### What to work on:
Below are records to transcribe exactly, without their pictures.

### Data lines:
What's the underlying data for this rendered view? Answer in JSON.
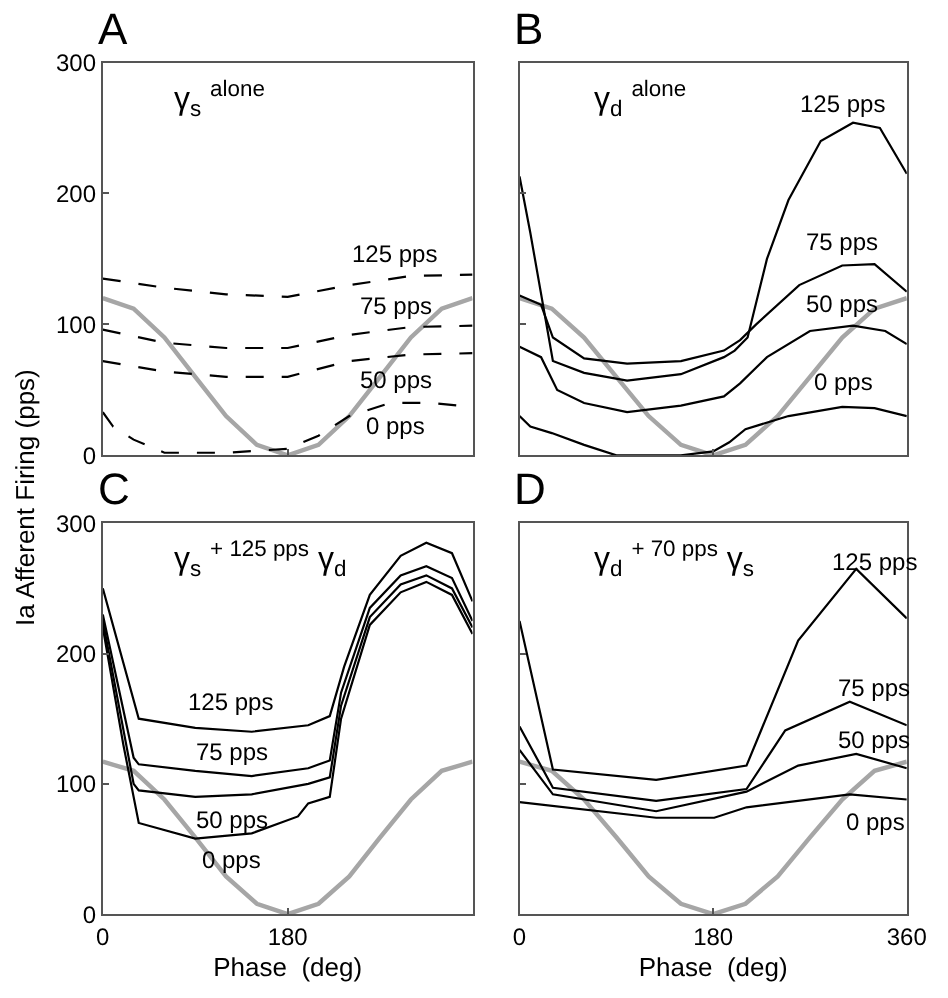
{
  "chart_data": [
    {
      "type": "line",
      "title": "A",
      "subtitle": "γ$_{s}$ $^{alone}$",
      "ylabel": "Ia Afferent Firing (pps)",
      "xlim": [
        0,
        360
      ],
      "ylim": [
        0,
        300
      ],
      "xticks": [
        0,
        180,
        360
      ],
      "yticks": [
        0,
        100,
        200,
        300
      ],
      "tick_labels": "y",
      "legend": false,
      "series": [
        {
          "color": "#a6a6a6",
          "x": [
            0,
            30,
            60,
            90,
            120,
            150,
            180,
            210,
            240,
            270,
            300,
            330,
            360
          ],
          "values": [
            120,
            112,
            90,
            60,
            30,
            8,
            0,
            8,
            30,
            60,
            90,
            112,
            120
          ]
        },
        {
          "name": "125 pps",
          "color": "#000000",
          "line_style": "dashed",
          "x": [
            0,
            60,
            120,
            180,
            240,
            300,
            360
          ],
          "values": [
            135,
            128,
            123,
            121,
            130,
            137,
            138
          ]
        },
        {
          "name": "75 pps",
          "color": "#000000",
          "line_style": "dashed",
          "x": [
            0,
            60,
            120,
            180,
            240,
            300,
            360
          ],
          "values": [
            96,
            86,
            82,
            82,
            92,
            98,
            99
          ]
        },
        {
          "name": "50 pps",
          "color": "#000000",
          "line_style": "dashed",
          "x": [
            0,
            60,
            120,
            180,
            240,
            300,
            360
          ],
          "values": [
            72,
            64,
            60,
            60,
            72,
            77,
            78
          ]
        },
        {
          "name": "0 pps",
          "color": "#000000",
          "line_style": "dashed",
          "x": [
            0,
            10,
            30,
            60,
            120,
            180,
            210,
            240,
            280,
            320,
            360
          ],
          "values": [
            33,
            22,
            12,
            2,
            2,
            5,
            15,
            30,
            40,
            40,
            37
          ]
        }
      ]
    },
    {
      "type": "line",
      "title": "B",
      "subtitle": "γ$_{d}$ $^{alone}$",
      "xlim": [
        0,
        360
      ],
      "ylim": [
        0,
        300
      ],
      "xticks": [
        0,
        180,
        360
      ],
      "yticks": [
        0,
        100,
        200,
        300
      ],
      "tick_labels": false,
      "legend": false,
      "series": [
        {
          "color": "#a6a6a6",
          "x": [
            0,
            30,
            60,
            90,
            120,
            150,
            180,
            210,
            240,
            270,
            300,
            330,
            360
          ],
          "values": [
            120,
            112,
            90,
            60,
            30,
            8,
            0,
            8,
            30,
            60,
            90,
            112,
            120
          ]
        },
        {
          "name": "125 pps",
          "color": "#000000",
          "x": [
            0,
            10,
            31,
            60,
            100,
            150,
            190,
            200,
            212,
            230,
            250,
            280,
            310,
            335,
            360
          ],
          "values": [
            213,
            170,
            72,
            63,
            57,
            62,
            75,
            80,
            90,
            150,
            195,
            240,
            254,
            250,
            215
          ]
        },
        {
          "name": "75 pps",
          "color": "#000000",
          "x": [
            0,
            20,
            31,
            60,
            100,
            150,
            190,
            205,
            220,
            260,
            300,
            330,
            360
          ],
          "values": [
            122,
            115,
            90,
            74,
            70,
            72,
            80,
            88,
            100,
            130,
            145,
            146,
            125
          ]
        },
        {
          "name": "50 pps",
          "color": "#000000",
          "x": [
            0,
            20,
            35,
            60,
            100,
            150,
            190,
            205,
            230,
            270,
            310,
            340,
            360
          ],
          "values": [
            83,
            75,
            50,
            40,
            33,
            38,
            45,
            55,
            75,
            95,
            99,
            95,
            85
          ]
        },
        {
          "name": "0 pps",
          "color": "#000000",
          "x": [
            0,
            10,
            30,
            60,
            90,
            150,
            180,
            195,
            210,
            250,
            300,
            330,
            360
          ],
          "values": [
            30,
            22,
            17,
            8,
            0,
            0,
            3,
            10,
            20,
            30,
            37,
            36,
            30
          ]
        }
      ]
    },
    {
      "type": "line",
      "title": "C",
      "subtitle": "γ$_{s}$ $^{+ 125 pps}$ γ$_{d}$",
      "xlabel": "Phase  (deg)",
      "xlim": [
        0,
        360
      ],
      "ylim": [
        0,
        300
      ],
      "xticks": [
        0,
        180,
        {
          "value": 360,
          "label": null
        }
      ],
      "yticks": [
        0,
        100,
        200,
        300
      ],
      "legend": false,
      "series": [
        {
          "color": "#a6a6a6",
          "x": [
            0,
            30,
            60,
            90,
            120,
            150,
            180,
            210,
            240,
            270,
            300,
            330,
            360
          ],
          "values": [
            117,
            110,
            88,
            59,
            29,
            8,
            0,
            8,
            29,
            59,
            88,
            110,
            117
          ]
        },
        {
          "name": "125 pps",
          "color": "#000000",
          "x": [
            0,
            35,
            90,
            145,
            200,
            221,
            235,
            260,
            290,
            315,
            340,
            360
          ],
          "values": [
            250,
            150,
            143,
            140,
            145,
            152,
            190,
            245,
            275,
            285,
            277,
            240
          ]
        },
        {
          "name": "75 pps",
          "color": "#000000",
          "x": [
            0,
            30,
            35,
            90,
            145,
            200,
            221,
            232,
            260,
            290,
            315,
            340,
            360
          ],
          "values": [
            230,
            120,
            115,
            110,
            106,
            112,
            118,
            170,
            235,
            260,
            267,
            258,
            225
          ]
        },
        {
          "name": "50 pps",
          "color": "#000000",
          "x": [
            0,
            30,
            35,
            90,
            145,
            200,
            221,
            232,
            260,
            290,
            315,
            340,
            360
          ],
          "values": [
            225,
            100,
            95,
            90,
            92,
            100,
            105,
            160,
            228,
            253,
            260,
            250,
            220
          ]
        },
        {
          "name": "0 pps",
          "color": "#000000",
          "x": [
            0,
            20,
            35,
            90,
            145,
            190,
            200,
            221,
            232,
            260,
            290,
            315,
            340,
            360
          ],
          "values": [
            220,
            130,
            70,
            58,
            62,
            75,
            85,
            90,
            150,
            222,
            247,
            255,
            245,
            215
          ]
        }
      ]
    },
    {
      "type": "line",
      "title": "D",
      "subtitle": "γ$_{d}$ $^{+ 70 pps}$ γ$_{s}$",
      "xlabel": "Phase  (deg)",
      "xlim": [
        0,
        360
      ],
      "ylim": [
        0,
        300
      ],
      "xticks": [
        0,
        180,
        360
      ],
      "yticks": [
        0,
        100,
        200,
        300
      ],
      "tick_labels": "x",
      "legend": false,
      "series": [
        {
          "color": "#a6a6a6",
          "x": [
            0,
            30,
            60,
            90,
            120,
            150,
            180,
            210,
            240,
            270,
            300,
            330,
            360
          ],
          "values": [
            117,
            110,
            88,
            59,
            29,
            8,
            0,
            8,
            29,
            59,
            88,
            110,
            117
          ]
        },
        {
          "name": "125 pps",
          "color": "#000000",
          "x": [
            0,
            31,
            127,
            211,
            259,
            313,
            360
          ],
          "values": [
            225,
            111,
            103,
            114,
            210,
            265,
            227
          ]
        },
        {
          "name": "75 pps",
          "color": "#000000",
          "x": [
            0,
            31,
            127,
            211,
            247,
            307,
            360
          ],
          "values": [
            144,
            97,
            87,
            96,
            141,
            163,
            145
          ]
        },
        {
          "name": "50 pps",
          "color": "#000000",
          "x": [
            0,
            31,
            127,
            211,
            259,
            313,
            360
          ],
          "values": [
            126,
            92,
            79,
            94,
            114,
            123,
            112
          ]
        },
        {
          "name": "0 pps",
          "color": "#000000",
          "x": [
            0,
            127,
            181,
            211,
            307,
            360
          ],
          "values": [
            86,
            74,
            74,
            82,
            92,
            88
          ]
        }
      ]
    }
  ]
}
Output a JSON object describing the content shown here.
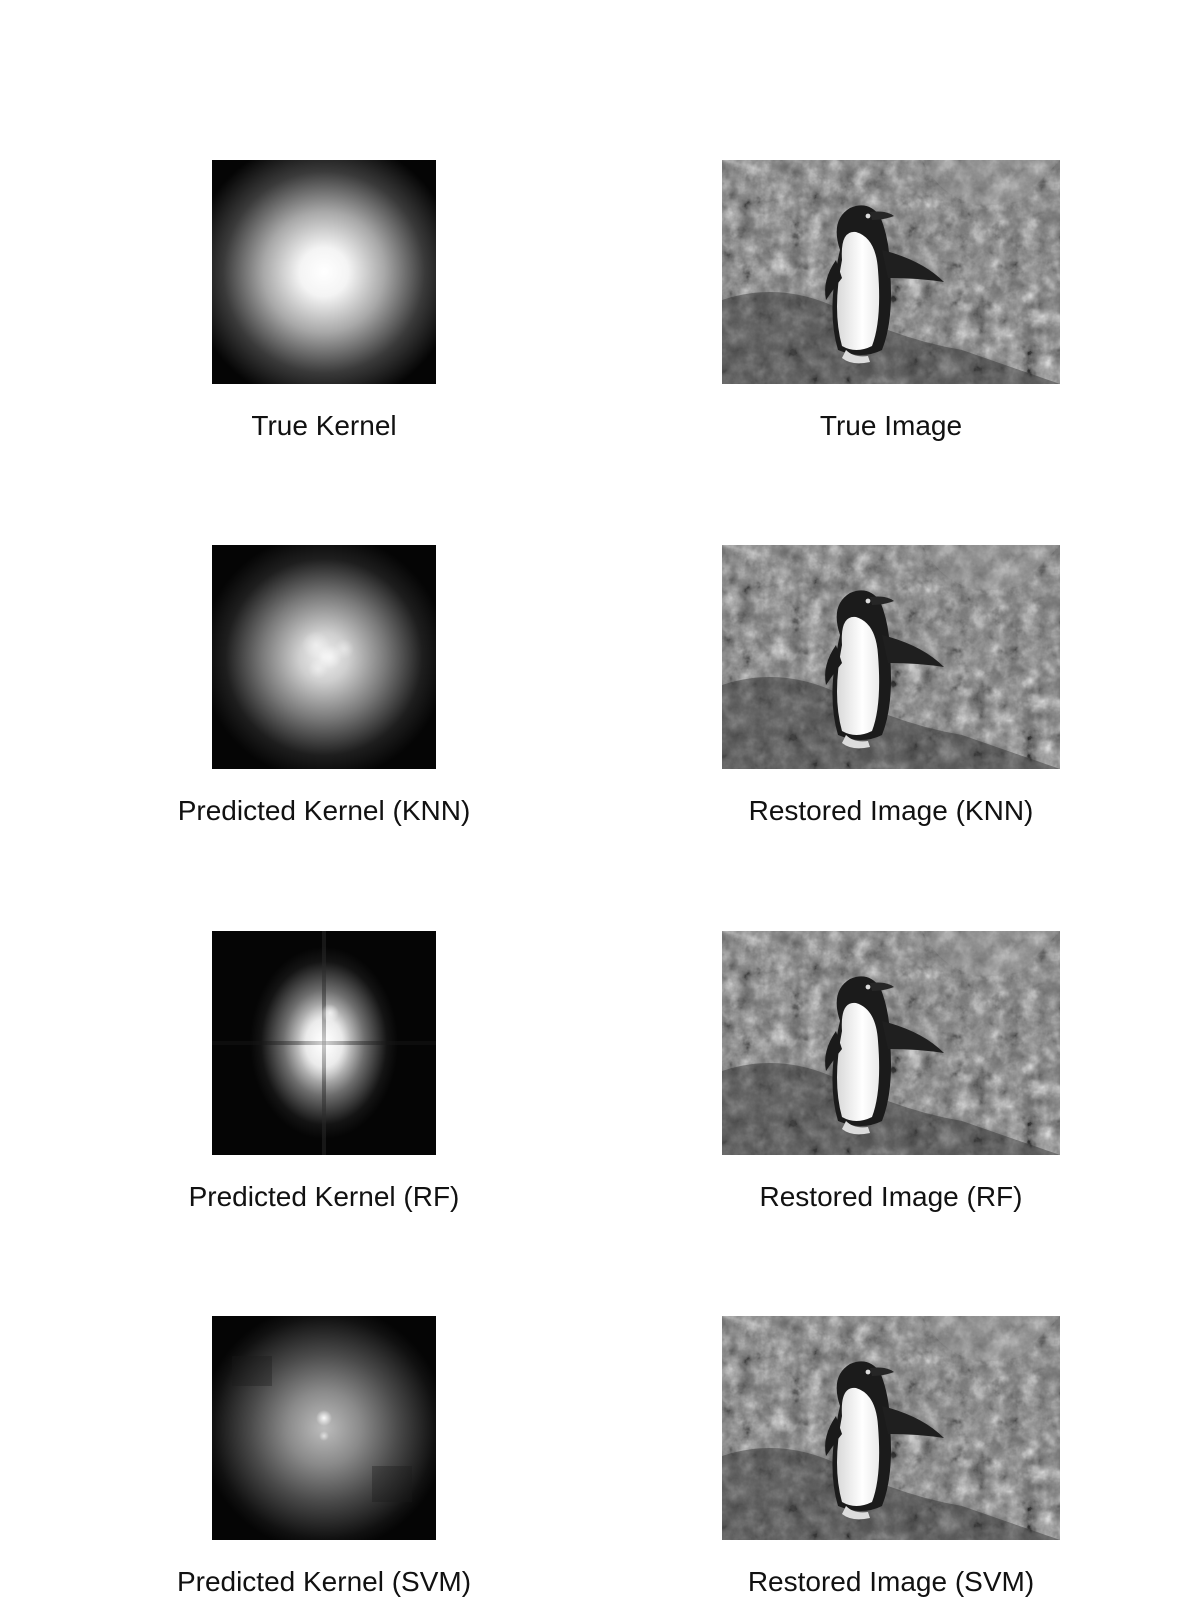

### The reply:
What's the underlying data for this rendered view? Answer in JSON.
{
  "chart_data": [
    {
      "type": "line",
      "title": "A",
      "subtitle": "γ$_{s}$ $^{alone}$",
      "ylabel": "Ia Afferent Firing (pps)",
      "xlim": [
        0,
        360
      ],
      "ylim": [
        0,
        300
      ],
      "xticks": [
        0,
        180,
        360
      ],
      "yticks": [
        0,
        100,
        200,
        300
      ],
      "tick_labels": "y",
      "legend": false,
      "series": [
        {
          "color": "#a6a6a6",
          "x": [
            0,
            30,
            60,
            90,
            120,
            150,
            180,
            210,
            240,
            270,
            300,
            330,
            360
          ],
          "values": [
            120,
            112,
            90,
            60,
            30,
            8,
            0,
            8,
            30,
            60,
            90,
            112,
            120
          ]
        },
        {
          "name": "125 pps",
          "color": "#000000",
          "line_style": "dashed",
          "x": [
            0,
            60,
            120,
            180,
            240,
            300,
            360
          ],
          "values": [
            135,
            128,
            123,
            121,
            130,
            137,
            138
          ]
        },
        {
          "name": "75 pps",
          "color": "#000000",
          "line_style": "dashed",
          "x": [
            0,
            60,
            120,
            180,
            240,
            300,
            360
          ],
          "values": [
            96,
            86,
            82,
            82,
            92,
            98,
            99
          ]
        },
        {
          "name": "50 pps",
          "color": "#000000",
          "line_style": "dashed",
          "x": [
            0,
            60,
            120,
            180,
            240,
            300,
            360
          ],
          "values": [
            72,
            64,
            60,
            60,
            72,
            77,
            78
          ]
        },
        {
          "name": "0 pps",
          "color": "#000000",
          "line_style": "dashed",
          "x": [
            0,
            10,
            30,
            60,
            120,
            180,
            210,
            240,
            280,
            320,
            360
          ],
          "values": [
            33,
            22,
            12,
            2,
            2,
            5,
            15,
            30,
            40,
            40,
            37
          ]
        }
      ]
    },
    {
      "type": "line",
      "title": "B",
      "subtitle": "γ$_{d}$ $^{alone}$",
      "xlim": [
        0,
        360
      ],
      "ylim": [
        0,
        300
      ],
      "xticks": [
        0,
        180,
        360
      ],
      "yticks": [
        0,
        100,
        200,
        300
      ],
      "tick_labels": false,
      "legend": false,
      "series": [
        {
          "color": "#a6a6a6",
          "x": [
            0,
            30,
            60,
            90,
            120,
            150,
            180,
            210,
            240,
            270,
            300,
            330,
            360
          ],
          "values": [
            120,
            112,
            90,
            60,
            30,
            8,
            0,
            8,
            30,
            60,
            90,
            112,
            120
          ]
        },
        {
          "name": "125 pps",
          "color": "#000000",
          "x": [
            0,
            10,
            31,
            60,
            100,
            150,
            190,
            200,
            212,
            230,
            250,
            280,
            310,
            335,
            360
          ],
          "values": [
            213,
            170,
            72,
            63,
            57,
            62,
            75,
            80,
            90,
            150,
            195,
            240,
            254,
            250,
            215
          ]
        },
        {
          "name": "75 pps",
          "color": "#000000",
          "x": [
            0,
            20,
            31,
            60,
            100,
            150,
            190,
            205,
            220,
            260,
            300,
            330,
            360
          ],
          "values": [
            122,
            115,
            90,
            74,
            70,
            72,
            80,
            88,
            100,
            130,
            145,
            146,
            125
          ]
        },
        {
          "name": "50 pps",
          "color": "#000000",
          "x": [
            0,
            20,
            35,
            60,
            100,
            150,
            190,
            205,
            230,
            270,
            310,
            340,
            360
          ],
          "values": [
            83,
            75,
            50,
            40,
            33,
            38,
            45,
            55,
            75,
            95,
            99,
            95,
            85
          ]
        },
        {
          "name": "0 pps",
          "color": "#000000",
          "x": [
            0,
            10,
            30,
            60,
            90,
            150,
            180,
            195,
            210,
            250,
            300,
            330,
            360
          ],
          "values": [
            30,
            22,
            17,
            8,
            0,
            0,
            3,
            10,
            20,
            30,
            37,
            36,
            30
          ]
        }
      ]
    },
    {
      "type": "line",
      "title": "C",
      "subtitle": "γ$_{s}$ $^{+ 125 pps}$ γ$_{d}$",
      "xlabel": "Phase  (deg)",
      "xlim": [
        0,
        360
      ],
      "ylim": [
        0,
        300
      ],
      "xticks": [
        0,
        180,
        {
          "value": 360,
          "label": null
        }
      ],
      "yticks": [
        0,
        100,
        200,
        300
      ],
      "legend": false,
      "series": [
        {
          "color": "#a6a6a6",
          "x": [
            0,
            30,
            60,
            90,
            120,
            150,
            180,
            210,
            240,
            270,
            300,
            330,
            360
          ],
          "values": [
            117,
            110,
            88,
            59,
            29,
            8,
            0,
            8,
            29,
            59,
            88,
            110,
            117
          ]
        },
        {
          "name": "125 pps",
          "color": "#000000",
          "x": [
            0,
            35,
            90,
            145,
            200,
            221,
            235,
            260,
            290,
            315,
            340,
            360
          ],
          "values": [
            250,
            150,
            143,
            140,
            145,
            152,
            190,
            245,
            275,
            285,
            277,
            240
          ]
        },
        {
          "name": "75 pps",
          "color": "#000000",
          "x": [
            0,
            30,
            35,
            90,
            145,
            200,
            221,
            232,
            260,
            290,
            315,
            340,
            360
          ],
          "values": [
            230,
            120,
            115,
            110,
            106,
            112,
            118,
            170,
            235,
            260,
            267,
            258,
            225
          ]
        },
        {
          "name": "50 pps",
          "color": "#000000",
          "x": [
            0,
            30,
            35,
            90,
            145,
            200,
            221,
            232,
            260,
            290,
            315,
            340,
            360
          ],
          "values": [
            225,
            100,
            95,
            90,
            92,
            100,
            105,
            160,
            228,
            253,
            260,
            250,
            220
          ]
        },
        {
          "name": "0 pps",
          "color": "#000000",
          "x": [
            0,
            20,
            35,
            90,
            145,
            190,
            200,
            221,
            232,
            260,
            290,
            315,
            340,
            360
          ],
          "values": [
            220,
            130,
            70,
            58,
            62,
            75,
            85,
            90,
            150,
            222,
            247,
            255,
            245,
            215
          ]
        }
      ]
    },
    {
      "type": "line",
      "title": "D",
      "subtitle": "γ$_{d}$ $^{+ 70 pps}$ γ$_{s}$",
      "xlabel": "Phase  (deg)",
      "xlim": [
        0,
        360
      ],
      "ylim": [
        0,
        300
      ],
      "xticks": [
        0,
        180,
        360
      ],
      "yticks": [
        0,
        100,
        200,
        300
      ],
      "tick_labels": "x",
      "legend": false,
      "series": [
        {
          "color": "#a6a6a6",
          "x": [
            0,
            30,
            60,
            90,
            120,
            150,
            180,
            210,
            240,
            270,
            300,
            330,
            360
          ],
          "values": [
            117,
            110,
            88,
            59,
            29,
            8,
            0,
            8,
            29,
            59,
            88,
            110,
            117
          ]
        },
        {
          "name": "125 pps",
          "color": "#000000",
          "x": [
            0,
            31,
            127,
            211,
            259,
            313,
            360
          ],
          "values": [
            225,
            111,
            103,
            114,
            210,
            265,
            227
          ]
        },
        {
          "name": "75 pps",
          "color": "#000000",
          "x": [
            0,
            31,
            127,
            211,
            247,
            307,
            360
          ],
          "values": [
            144,
            97,
            87,
            96,
            141,
            163,
            145
          ]
        },
        {
          "name": "50 pps",
          "color": "#000000",
          "x": [
            0,
            31,
            127,
            211,
            259,
            313,
            360
          ],
          "values": [
            126,
            92,
            79,
            94,
            114,
            123,
            112
          ]
        },
        {
          "name": "0 pps",
          "color": "#000000",
          "x": [
            0,
            127,
            181,
            211,
            307,
            360
          ],
          "values": [
            86,
            74,
            74,
            82,
            92,
            88
          ]
        }
      ]
    }
  ]
}
Output a JSON object describing the content shown here.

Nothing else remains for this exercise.